→ PASSAGE FOURNI

□ □ □ □ □ □ □

Le roman d’Ovaldé est vraiment bien, vraiment très très bien. Un peu fâchée avec la littérature ces derniers temps, c’est vraiment (encore !) le genre de bouquin qui vous réconcilie d’un coup, qui donne envie de manger du livre… bref, c’est un véritable bonbon, savamment dosé, aux multiples saveurs, à découvrir et à dévorer d'urgence.
D’abord, le récit est très accrocheur : Lancelot vient de perdre sa femme, Irina, dans un accident de voiture et depuis ce drame, il découvre qu’il ne la connaissait pas… ben oui, il l'a déposée à l'aéroport et une heure plus tard, elle est retrouvée morte au volant d'une voiture au fin fond d'une rivière. Alors, que faisait-elle à cette heure-là, sur cette route-là, dans cette voiture-là ? C’est l’énigme que tente de résoudre Lancelot, anti-héros fantomatique, dont le cœur est transparent, qui n’a du chevalier que le prénom, et qui au fil des chapitres n’a pas d’autres choix que de VOIR et donc de grandir. Son parcours initiatique sur les traces de sa défunte femme est mené comme une énigme policière… et nous mène à un dénouement inattendu dont je tairai la chute... chut !
Ce que j'en retiens, c’est que bien trop souvent, on tente d’expliquer les faits par des causes faciles, simples, visibles. Il nous manque la petite étincelle de curiosité et d'originalité qui va nous conduire à VOIR les évènements sous un autre angle, un point de vue très éloigné de ce que l'on imaginait. Et c’est ça que Ovaldé nous fait comprendre : notre pensée est étriquée, prisonnière d'une logique qui s’autosuffit à elle-même, parasitée par nos lâchetés… et en pensant ainsi, on ne peut pas toujours VOIR et trouver de solution adéquate. C'est le cas de Lancelot qui vit en dinosaure solitaire et qui apprend peu à peu à s'ouvrir au monde et à ses habitants. Son cheminement s'accompagne de la disparition d'objets – d'ailleurs d'objets très volumineux – au profit des idées qui n'est pas sans rappeler l’allégorie de la caverne de Platon dans laquelle il est nécessaire de s’affranchir des objets, des biens matériels pour voir les « choses invisibles ».

□ □ □ □ □ □ □

→ ENTRÉES FOURNIES
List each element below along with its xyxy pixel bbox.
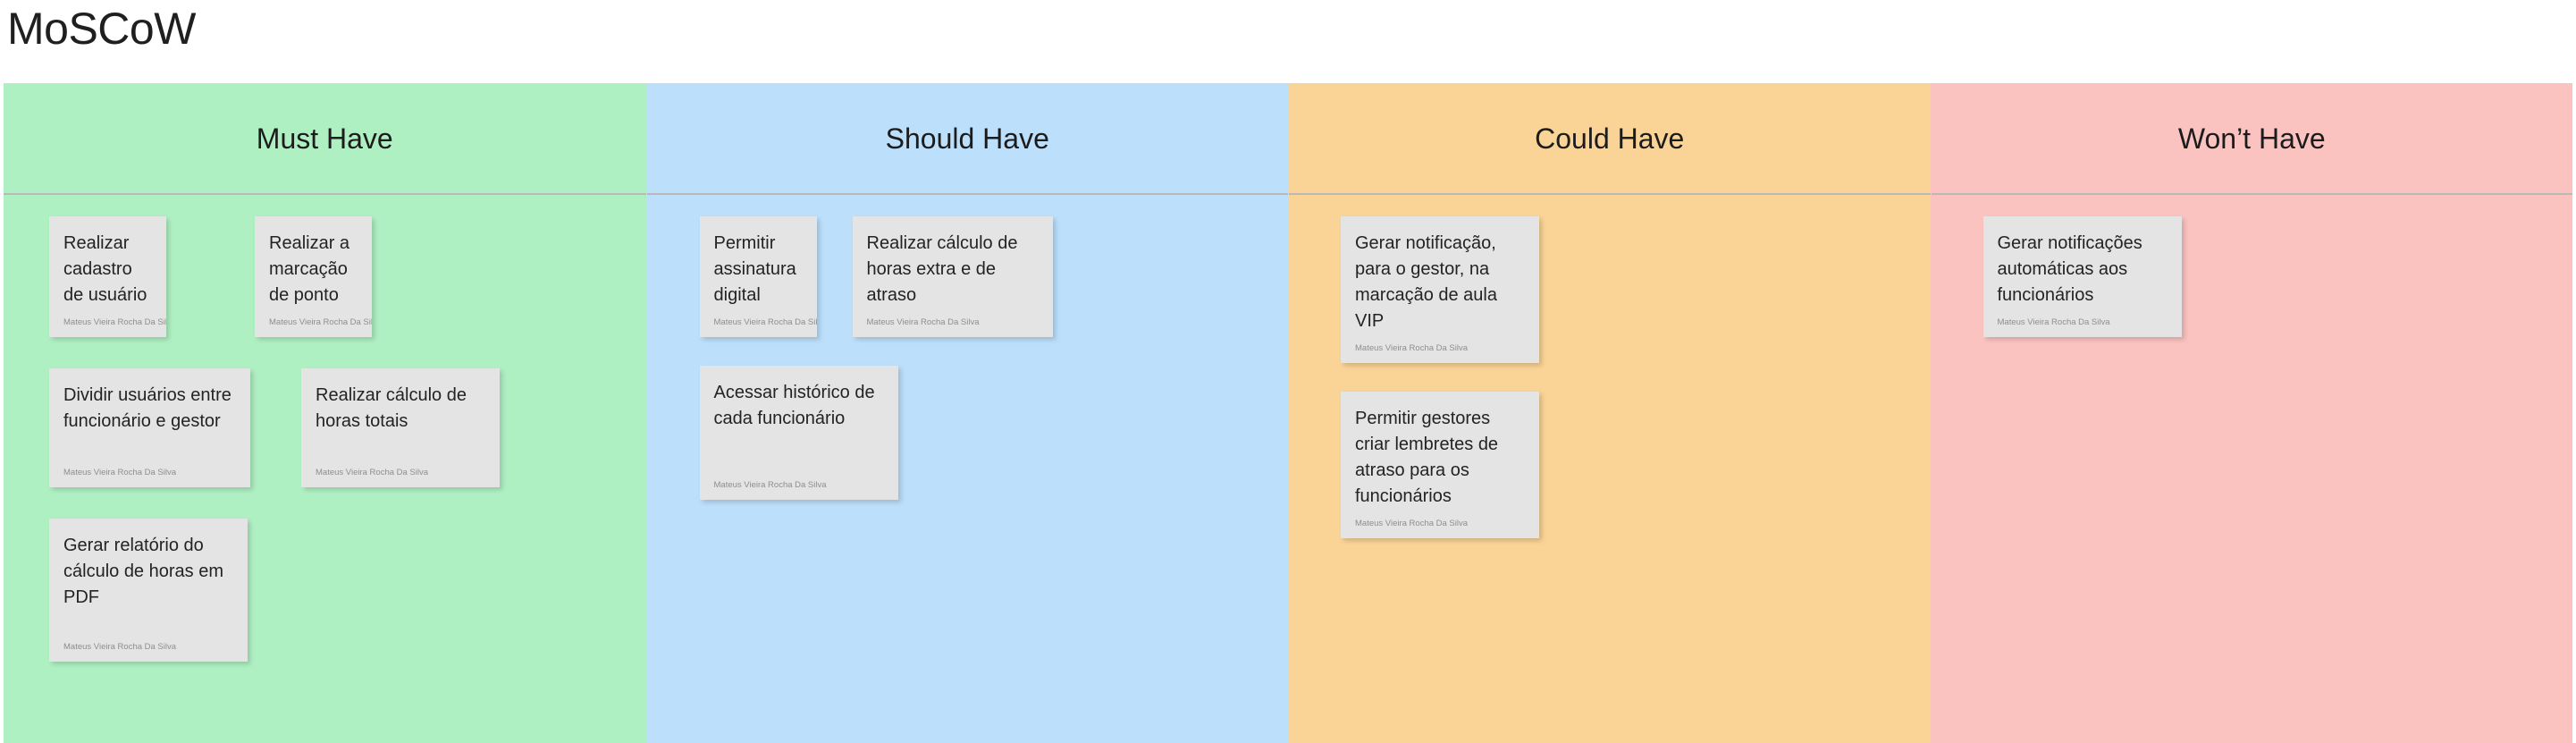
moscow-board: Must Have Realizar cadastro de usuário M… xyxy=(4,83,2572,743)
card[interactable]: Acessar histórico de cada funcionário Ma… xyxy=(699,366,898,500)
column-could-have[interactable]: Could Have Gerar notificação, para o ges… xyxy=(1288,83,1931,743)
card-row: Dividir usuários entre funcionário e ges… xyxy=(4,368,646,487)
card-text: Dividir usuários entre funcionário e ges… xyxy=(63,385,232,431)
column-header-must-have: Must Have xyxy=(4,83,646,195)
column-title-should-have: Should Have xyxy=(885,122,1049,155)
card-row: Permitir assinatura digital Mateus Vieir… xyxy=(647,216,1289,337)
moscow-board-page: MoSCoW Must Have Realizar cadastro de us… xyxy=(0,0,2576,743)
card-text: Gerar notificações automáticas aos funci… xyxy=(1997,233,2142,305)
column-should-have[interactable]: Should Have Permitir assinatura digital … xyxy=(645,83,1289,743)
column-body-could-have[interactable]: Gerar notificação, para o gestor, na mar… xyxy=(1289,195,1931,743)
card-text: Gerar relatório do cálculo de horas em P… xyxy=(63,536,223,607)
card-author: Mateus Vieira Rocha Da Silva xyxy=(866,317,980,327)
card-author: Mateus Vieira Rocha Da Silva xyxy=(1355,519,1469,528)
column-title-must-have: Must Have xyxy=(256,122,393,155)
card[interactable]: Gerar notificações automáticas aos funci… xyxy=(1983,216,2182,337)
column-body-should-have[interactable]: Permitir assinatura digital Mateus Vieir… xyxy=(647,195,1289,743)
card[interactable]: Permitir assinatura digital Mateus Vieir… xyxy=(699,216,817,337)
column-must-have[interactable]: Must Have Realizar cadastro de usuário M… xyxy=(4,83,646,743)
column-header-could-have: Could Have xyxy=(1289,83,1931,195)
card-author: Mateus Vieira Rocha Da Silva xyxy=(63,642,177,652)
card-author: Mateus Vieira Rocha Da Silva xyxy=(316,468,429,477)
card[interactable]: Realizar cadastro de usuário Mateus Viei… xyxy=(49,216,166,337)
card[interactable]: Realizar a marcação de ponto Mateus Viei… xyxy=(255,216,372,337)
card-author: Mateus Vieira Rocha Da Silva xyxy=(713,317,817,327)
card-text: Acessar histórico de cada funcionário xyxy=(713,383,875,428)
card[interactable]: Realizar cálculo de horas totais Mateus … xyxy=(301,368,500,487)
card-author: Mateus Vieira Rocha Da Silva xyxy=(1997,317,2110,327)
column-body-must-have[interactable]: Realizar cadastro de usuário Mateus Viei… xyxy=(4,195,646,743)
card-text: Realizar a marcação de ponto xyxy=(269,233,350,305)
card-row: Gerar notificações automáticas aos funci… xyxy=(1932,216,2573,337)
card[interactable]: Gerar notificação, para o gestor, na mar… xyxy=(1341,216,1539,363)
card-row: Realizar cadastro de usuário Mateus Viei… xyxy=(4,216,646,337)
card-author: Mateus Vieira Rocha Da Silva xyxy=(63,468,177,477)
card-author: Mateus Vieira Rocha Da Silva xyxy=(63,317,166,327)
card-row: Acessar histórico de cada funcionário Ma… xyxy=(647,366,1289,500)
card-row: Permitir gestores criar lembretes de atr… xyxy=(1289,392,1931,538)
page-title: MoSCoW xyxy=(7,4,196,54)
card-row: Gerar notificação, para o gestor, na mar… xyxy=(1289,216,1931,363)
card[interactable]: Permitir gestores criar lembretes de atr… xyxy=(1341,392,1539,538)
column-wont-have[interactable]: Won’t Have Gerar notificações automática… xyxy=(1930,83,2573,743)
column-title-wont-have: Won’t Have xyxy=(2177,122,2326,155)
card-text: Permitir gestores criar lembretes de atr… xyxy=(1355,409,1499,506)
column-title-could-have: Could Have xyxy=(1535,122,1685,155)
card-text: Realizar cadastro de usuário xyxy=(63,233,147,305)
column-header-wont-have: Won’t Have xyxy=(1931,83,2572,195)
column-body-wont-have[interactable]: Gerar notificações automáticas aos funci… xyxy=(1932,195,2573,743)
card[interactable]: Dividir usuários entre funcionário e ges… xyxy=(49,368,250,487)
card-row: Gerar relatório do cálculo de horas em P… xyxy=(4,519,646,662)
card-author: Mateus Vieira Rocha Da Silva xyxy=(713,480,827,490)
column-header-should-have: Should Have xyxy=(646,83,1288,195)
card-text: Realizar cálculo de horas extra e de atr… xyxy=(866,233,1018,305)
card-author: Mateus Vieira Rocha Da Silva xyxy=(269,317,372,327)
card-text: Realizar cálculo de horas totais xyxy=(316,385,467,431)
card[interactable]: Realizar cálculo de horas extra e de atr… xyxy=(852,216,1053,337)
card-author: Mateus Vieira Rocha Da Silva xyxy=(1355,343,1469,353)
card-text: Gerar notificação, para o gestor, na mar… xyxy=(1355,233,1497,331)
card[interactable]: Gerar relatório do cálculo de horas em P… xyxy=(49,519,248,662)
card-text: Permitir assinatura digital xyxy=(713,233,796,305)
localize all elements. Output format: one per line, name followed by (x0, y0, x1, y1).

□ □ □ □ □ □ □

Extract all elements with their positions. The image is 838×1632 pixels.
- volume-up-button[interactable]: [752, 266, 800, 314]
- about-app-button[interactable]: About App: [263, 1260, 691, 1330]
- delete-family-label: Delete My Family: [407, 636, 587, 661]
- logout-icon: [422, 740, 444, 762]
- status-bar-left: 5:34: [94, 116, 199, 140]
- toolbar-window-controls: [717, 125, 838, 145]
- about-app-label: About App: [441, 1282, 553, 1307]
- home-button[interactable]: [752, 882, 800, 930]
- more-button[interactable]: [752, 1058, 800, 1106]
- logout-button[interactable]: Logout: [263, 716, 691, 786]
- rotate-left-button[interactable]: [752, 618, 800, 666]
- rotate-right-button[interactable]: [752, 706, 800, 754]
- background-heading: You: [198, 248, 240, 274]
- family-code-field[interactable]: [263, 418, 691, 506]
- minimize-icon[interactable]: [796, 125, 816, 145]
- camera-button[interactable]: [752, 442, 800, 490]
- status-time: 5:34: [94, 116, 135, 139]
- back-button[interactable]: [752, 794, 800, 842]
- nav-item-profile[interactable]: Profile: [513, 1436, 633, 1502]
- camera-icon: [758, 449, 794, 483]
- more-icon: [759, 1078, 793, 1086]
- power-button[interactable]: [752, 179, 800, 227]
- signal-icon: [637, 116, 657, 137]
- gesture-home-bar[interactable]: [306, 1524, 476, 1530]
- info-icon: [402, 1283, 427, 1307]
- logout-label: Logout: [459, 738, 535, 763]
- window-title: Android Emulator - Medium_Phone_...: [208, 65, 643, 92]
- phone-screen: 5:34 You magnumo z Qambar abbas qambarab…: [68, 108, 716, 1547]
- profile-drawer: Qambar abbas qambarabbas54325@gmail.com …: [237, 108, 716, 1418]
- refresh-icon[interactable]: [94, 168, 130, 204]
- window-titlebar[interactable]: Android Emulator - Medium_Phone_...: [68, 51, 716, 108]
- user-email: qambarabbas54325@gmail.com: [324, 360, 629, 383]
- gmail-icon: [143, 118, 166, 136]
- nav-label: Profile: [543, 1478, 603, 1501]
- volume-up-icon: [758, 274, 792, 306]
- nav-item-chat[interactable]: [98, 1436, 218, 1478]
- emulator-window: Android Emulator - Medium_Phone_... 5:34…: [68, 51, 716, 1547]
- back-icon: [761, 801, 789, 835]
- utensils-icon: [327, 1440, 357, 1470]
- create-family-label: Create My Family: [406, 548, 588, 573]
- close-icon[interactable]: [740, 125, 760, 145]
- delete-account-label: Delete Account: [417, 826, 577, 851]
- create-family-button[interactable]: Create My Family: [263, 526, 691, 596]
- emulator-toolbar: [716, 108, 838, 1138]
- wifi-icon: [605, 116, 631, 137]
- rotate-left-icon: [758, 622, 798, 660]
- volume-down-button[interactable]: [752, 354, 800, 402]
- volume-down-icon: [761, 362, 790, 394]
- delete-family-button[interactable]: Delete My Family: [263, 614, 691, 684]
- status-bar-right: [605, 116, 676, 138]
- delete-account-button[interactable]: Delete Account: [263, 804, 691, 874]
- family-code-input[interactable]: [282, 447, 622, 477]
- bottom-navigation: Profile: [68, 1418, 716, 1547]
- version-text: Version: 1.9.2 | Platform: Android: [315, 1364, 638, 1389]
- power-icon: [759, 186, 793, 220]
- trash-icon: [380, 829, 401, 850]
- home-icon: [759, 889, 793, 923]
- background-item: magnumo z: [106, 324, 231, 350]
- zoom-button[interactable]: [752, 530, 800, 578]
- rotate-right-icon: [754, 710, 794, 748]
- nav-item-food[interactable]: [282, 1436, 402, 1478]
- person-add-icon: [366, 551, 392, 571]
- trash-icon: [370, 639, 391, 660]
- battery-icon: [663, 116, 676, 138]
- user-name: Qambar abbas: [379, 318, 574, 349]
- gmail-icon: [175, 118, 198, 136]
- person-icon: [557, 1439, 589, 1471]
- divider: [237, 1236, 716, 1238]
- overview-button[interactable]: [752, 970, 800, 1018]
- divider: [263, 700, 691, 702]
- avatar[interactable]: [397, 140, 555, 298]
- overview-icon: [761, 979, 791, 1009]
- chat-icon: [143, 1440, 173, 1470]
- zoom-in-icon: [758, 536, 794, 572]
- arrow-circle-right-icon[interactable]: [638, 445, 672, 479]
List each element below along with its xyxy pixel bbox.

□ □ □ □ □ □ □

→ TRAVAIL À RÉALISER
A. Traduisez en anglais la phrase suivante de la critique du roman d'Ovaldé : « Ce que j'en retiens, c’est que bien trop souvent, on tente d’expliquer les faits par des causes faciles, simples, visibles. »
B. Prolongez la critique du roman d'Ovaldé par un paragraphe qui fait suite à sa dernière phrase.
Les entrées proviennent d'une source distincte de celle du passage.

→ RÉSULTATS PAR TÂCHE
A. What I take away from it is that all too often, we try to explain facts through easy, simple, visible causes.

B.
Et justement, c’est le deuxième effet du roman d’Ovaldé : telle une magicienne, elle emporte le lecteur où elle veut. Dans son style totalement incroyable et inédit, à mi-chemin entre récit et conte, merveilleux et réel, gravité et malice, elle mène le jeu telle une fée clochette, de manière espiègle mais déterminée. Sur un ton joueur, ludique mais aussi dramatique, son écriture inédite m'a totalement séduite. Et j'ai apprécié de trouver des mots que j'affectionne tout particulièrement en langue française, juste pour le plaisir des sons : volubile, volubilis, pusillanime...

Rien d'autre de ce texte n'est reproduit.